* **Given passage**:
V.  Relevant Provisions

[20]  “Common-law partner” is defined in subsection 1(1) of the Regulations:

common-law partner means, in relation to a person, an individual who is cohabiting with the person in a conjugal relationship, having so cohabited for a period of at least one year. (conjoint de fait)

conjoint de fait Personne qui vit avec la personne en cause dans une relation conjugale depuis au moins un an. (common-law partner)

[21]  Section 124 of the Regulations outlines which foreign nationals are considered members of the Spouse or Common-law Partner in Canada class:

124 A foreign national is a member of the spouse or common-law partner in Canada class if they

(a) are the spouse or common-law partner of a sponsor and cohabit with that sponsor in Canada;

(b) have temporary resident status in Canada; and

(c) are the subject of a sponsorship application.

124 Fait partie de la catégorie des époux ou conjoints de

fait au Canada l’étranger qui remplit les conditions suivantes :

a) il est l’époux ou le conjoint de fait d’un répondant et vit avec ce répondant au Canada;

b) il détient le statut de résident temporaire au Canada;

c) une demande de parrainage a été déposée à son égard.

[22]  Section 125(1)(d) of the Regulations outlines that a foreign national shall be not be considered a member of the Spouse or Common-law Partner in Canada class if their sponsor previously made an application for permanent residence and, at the time of that application, the foreign national was a non-accompanying family member of the sponsor and was not examined:

125 (1) A foreign national shall not be considered a member of the spouse or common-law partner in Canada class by virtue of their relationship to the sponsor if

(d) subject to subsection (2), the sponsor previously made an application for permanent residence and became a permanent resident and, at the time of that application, the foreign national was a non-accompanying family member of the sponsor and was not examined.

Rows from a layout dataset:
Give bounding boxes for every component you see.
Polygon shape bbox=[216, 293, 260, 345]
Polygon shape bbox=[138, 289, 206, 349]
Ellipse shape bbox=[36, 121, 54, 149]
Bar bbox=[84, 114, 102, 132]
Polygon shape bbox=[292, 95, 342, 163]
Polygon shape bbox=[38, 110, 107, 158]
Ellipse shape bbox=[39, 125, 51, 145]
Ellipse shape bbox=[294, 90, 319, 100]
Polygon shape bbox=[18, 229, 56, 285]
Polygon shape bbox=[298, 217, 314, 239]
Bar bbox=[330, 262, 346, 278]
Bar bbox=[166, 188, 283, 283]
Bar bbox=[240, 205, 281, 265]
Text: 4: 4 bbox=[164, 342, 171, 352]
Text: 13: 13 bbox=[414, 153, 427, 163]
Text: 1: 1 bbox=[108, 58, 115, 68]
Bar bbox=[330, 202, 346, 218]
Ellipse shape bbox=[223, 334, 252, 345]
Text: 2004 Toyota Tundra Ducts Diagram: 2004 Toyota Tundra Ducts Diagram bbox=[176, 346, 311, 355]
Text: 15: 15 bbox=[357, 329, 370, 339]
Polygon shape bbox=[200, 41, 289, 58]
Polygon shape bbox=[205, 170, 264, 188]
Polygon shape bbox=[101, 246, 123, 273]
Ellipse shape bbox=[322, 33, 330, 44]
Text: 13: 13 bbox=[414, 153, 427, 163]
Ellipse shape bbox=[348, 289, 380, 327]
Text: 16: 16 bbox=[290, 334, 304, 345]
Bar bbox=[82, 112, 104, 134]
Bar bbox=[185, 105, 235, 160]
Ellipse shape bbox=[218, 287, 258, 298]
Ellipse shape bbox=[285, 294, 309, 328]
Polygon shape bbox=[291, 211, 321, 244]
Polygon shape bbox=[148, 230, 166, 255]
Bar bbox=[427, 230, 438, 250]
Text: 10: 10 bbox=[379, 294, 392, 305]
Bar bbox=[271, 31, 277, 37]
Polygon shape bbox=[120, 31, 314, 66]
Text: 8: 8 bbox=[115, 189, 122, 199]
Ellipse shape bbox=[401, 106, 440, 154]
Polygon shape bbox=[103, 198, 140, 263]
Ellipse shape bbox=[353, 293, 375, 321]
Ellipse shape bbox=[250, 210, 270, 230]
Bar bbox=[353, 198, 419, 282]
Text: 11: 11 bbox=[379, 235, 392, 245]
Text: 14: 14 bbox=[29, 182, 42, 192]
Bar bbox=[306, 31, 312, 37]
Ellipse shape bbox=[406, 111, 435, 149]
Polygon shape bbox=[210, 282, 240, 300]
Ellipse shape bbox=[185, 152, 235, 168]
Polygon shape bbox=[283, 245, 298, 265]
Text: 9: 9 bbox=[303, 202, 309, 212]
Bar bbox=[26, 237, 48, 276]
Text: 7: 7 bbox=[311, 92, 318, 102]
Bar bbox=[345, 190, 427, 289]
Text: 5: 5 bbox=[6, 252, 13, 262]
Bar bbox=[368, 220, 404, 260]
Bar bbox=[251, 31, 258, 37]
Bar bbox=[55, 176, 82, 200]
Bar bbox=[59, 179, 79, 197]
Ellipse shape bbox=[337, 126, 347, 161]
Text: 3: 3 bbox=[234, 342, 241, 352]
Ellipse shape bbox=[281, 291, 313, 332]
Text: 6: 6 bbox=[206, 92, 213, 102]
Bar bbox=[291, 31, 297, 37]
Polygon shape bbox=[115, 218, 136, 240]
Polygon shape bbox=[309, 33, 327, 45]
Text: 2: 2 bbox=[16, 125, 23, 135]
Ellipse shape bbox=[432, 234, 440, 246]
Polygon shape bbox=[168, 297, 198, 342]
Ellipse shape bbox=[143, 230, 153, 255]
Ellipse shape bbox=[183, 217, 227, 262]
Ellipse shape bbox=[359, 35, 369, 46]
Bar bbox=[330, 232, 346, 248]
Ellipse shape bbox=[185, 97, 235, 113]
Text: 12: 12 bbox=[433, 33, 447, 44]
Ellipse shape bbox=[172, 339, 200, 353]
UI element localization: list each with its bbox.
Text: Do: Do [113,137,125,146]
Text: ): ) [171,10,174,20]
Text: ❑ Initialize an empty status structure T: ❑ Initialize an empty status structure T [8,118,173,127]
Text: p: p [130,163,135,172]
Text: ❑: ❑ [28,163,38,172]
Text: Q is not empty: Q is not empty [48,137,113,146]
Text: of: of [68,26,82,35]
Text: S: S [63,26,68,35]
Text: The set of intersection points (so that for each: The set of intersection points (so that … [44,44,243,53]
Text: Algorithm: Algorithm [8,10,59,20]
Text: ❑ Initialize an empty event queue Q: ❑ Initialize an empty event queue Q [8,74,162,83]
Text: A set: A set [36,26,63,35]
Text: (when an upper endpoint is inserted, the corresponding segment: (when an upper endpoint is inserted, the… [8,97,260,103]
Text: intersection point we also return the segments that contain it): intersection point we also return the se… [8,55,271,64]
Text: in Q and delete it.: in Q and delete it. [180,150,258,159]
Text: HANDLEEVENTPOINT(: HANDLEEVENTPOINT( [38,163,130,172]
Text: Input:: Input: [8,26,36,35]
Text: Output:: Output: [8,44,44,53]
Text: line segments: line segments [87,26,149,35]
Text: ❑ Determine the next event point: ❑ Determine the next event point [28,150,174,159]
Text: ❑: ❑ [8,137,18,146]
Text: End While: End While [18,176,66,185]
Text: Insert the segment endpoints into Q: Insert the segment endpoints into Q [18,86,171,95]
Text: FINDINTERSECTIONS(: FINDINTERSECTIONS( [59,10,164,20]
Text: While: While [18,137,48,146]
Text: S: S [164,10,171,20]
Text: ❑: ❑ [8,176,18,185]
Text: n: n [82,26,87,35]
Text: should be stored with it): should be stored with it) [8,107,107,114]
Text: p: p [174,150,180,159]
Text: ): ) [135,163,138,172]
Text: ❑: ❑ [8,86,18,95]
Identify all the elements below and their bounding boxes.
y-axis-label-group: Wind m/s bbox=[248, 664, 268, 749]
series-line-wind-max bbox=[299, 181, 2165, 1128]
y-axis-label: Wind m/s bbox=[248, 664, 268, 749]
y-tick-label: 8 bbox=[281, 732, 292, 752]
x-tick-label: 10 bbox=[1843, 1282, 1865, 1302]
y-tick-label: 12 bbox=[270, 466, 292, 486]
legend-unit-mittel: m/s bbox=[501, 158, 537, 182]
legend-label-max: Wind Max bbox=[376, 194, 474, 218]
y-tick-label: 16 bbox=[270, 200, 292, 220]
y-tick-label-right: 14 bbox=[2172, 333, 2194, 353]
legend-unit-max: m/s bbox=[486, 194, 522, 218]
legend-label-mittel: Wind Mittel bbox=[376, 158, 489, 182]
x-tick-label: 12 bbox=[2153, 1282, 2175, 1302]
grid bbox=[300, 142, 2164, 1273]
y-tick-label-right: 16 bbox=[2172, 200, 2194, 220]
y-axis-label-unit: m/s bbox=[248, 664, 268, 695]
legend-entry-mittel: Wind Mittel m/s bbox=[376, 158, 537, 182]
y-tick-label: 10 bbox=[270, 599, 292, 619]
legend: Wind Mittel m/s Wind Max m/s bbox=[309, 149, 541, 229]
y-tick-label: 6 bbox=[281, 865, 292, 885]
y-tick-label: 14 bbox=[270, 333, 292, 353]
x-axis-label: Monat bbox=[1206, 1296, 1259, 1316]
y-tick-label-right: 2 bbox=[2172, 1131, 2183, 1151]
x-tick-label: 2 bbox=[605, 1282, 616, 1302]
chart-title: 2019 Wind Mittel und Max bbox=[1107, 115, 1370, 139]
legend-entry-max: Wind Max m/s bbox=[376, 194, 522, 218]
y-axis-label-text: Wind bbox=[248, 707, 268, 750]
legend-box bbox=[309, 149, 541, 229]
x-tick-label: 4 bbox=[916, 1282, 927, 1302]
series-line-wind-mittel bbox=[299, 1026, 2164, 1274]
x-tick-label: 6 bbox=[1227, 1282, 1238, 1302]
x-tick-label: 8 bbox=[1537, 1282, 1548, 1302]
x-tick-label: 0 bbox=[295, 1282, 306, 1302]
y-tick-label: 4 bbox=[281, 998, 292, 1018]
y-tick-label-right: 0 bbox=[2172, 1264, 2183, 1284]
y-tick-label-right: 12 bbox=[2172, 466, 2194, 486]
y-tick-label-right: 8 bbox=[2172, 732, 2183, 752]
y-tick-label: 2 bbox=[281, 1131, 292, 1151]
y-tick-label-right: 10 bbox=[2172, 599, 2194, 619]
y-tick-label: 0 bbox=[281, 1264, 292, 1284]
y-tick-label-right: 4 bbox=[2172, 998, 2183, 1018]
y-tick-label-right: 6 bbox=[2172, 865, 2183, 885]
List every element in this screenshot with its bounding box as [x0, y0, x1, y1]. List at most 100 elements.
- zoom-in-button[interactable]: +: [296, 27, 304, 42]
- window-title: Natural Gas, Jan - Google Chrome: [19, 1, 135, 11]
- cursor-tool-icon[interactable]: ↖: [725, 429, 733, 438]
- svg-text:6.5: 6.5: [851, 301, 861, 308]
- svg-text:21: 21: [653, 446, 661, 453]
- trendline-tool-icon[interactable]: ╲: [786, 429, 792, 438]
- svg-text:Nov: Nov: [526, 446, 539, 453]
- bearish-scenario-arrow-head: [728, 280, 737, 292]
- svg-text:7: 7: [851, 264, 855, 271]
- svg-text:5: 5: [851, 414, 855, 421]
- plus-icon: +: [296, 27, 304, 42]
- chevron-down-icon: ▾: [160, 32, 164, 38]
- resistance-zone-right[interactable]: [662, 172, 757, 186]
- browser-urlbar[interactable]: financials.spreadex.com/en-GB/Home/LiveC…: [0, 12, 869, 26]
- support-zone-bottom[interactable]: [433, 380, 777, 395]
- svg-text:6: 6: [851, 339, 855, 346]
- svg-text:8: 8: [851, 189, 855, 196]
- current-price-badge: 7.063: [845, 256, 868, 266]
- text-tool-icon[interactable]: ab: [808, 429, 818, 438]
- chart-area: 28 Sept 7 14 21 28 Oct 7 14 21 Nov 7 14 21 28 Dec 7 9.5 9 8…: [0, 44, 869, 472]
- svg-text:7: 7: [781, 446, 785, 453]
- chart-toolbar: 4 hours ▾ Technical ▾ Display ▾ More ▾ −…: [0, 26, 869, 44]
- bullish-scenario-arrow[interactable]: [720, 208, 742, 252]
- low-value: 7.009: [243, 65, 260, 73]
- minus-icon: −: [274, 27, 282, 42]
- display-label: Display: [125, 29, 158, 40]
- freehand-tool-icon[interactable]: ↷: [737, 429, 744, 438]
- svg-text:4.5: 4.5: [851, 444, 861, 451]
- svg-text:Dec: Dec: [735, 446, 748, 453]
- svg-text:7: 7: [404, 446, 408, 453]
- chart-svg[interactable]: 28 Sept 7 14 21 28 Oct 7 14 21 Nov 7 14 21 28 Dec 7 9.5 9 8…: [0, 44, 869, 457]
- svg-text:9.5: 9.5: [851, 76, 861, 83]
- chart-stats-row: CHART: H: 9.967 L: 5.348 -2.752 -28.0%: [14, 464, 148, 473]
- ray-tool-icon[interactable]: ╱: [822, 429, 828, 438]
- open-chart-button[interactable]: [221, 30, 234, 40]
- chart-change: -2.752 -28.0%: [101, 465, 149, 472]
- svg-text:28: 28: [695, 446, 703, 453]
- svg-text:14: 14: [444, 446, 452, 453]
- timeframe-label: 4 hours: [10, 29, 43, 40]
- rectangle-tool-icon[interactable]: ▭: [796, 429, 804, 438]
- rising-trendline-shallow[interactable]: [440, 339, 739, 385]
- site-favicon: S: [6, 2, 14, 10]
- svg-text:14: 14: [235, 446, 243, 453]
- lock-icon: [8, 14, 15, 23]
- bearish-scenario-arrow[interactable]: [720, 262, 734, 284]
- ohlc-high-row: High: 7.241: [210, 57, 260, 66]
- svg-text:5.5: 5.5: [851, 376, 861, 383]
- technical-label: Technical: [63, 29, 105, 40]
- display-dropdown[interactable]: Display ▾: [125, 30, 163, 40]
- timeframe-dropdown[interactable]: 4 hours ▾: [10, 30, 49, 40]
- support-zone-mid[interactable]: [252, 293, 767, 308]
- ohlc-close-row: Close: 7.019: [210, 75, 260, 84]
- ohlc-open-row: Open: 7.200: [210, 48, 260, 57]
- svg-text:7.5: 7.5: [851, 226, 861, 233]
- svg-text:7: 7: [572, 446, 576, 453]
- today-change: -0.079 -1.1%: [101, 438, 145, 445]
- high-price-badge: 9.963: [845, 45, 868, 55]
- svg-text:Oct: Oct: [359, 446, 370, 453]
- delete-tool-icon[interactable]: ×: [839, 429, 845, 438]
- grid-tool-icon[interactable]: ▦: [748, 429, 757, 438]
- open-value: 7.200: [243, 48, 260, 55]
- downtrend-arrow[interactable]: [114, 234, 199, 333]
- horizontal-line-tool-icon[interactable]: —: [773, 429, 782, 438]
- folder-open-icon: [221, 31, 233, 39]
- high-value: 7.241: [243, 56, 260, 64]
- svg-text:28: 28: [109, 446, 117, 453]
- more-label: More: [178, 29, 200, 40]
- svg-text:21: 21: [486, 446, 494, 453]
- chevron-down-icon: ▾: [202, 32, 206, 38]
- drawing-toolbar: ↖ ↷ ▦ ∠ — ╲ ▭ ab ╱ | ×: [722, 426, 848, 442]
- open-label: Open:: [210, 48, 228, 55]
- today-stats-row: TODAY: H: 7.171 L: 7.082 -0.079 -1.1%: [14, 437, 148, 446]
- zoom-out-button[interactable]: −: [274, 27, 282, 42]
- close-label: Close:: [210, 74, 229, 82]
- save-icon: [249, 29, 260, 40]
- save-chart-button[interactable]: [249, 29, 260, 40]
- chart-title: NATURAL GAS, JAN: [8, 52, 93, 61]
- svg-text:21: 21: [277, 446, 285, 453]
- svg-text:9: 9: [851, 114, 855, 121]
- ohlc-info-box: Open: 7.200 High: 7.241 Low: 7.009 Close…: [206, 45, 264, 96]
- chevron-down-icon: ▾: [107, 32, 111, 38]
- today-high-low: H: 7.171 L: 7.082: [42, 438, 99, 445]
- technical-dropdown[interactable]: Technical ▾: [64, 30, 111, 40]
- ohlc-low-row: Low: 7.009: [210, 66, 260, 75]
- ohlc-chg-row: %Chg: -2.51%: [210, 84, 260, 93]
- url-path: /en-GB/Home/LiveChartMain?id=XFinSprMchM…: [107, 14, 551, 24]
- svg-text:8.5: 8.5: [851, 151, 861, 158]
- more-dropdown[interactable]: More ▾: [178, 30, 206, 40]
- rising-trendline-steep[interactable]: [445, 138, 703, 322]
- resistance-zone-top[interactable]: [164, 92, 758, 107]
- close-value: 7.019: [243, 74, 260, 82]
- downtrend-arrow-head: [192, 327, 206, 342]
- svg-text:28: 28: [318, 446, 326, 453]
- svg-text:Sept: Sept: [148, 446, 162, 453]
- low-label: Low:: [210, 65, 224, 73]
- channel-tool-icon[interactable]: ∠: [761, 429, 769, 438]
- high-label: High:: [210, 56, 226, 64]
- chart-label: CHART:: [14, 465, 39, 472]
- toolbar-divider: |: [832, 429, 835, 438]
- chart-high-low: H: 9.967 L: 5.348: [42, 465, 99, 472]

* **Task to complete**: Decide whether each statement below agrees with the regulations excerpt, and answer yes or no for each, quoting the deciding words. 1. A common-law partner must have cohabited with the person for at least one year. 2. Under section 124, a foreign national must hold permanent resident status in Canada. 3. Section 125(1)(d) concerns a foreign national who was an accompanying family member of the sponsor.

* **Exercise answer**:
1. Yes: "having so cohabited for a period of at least one year"
2. No: "have temporary resident status in Canada"
3. No: "the foreign national was a non-accompanying family member of the sponsor and was not examined"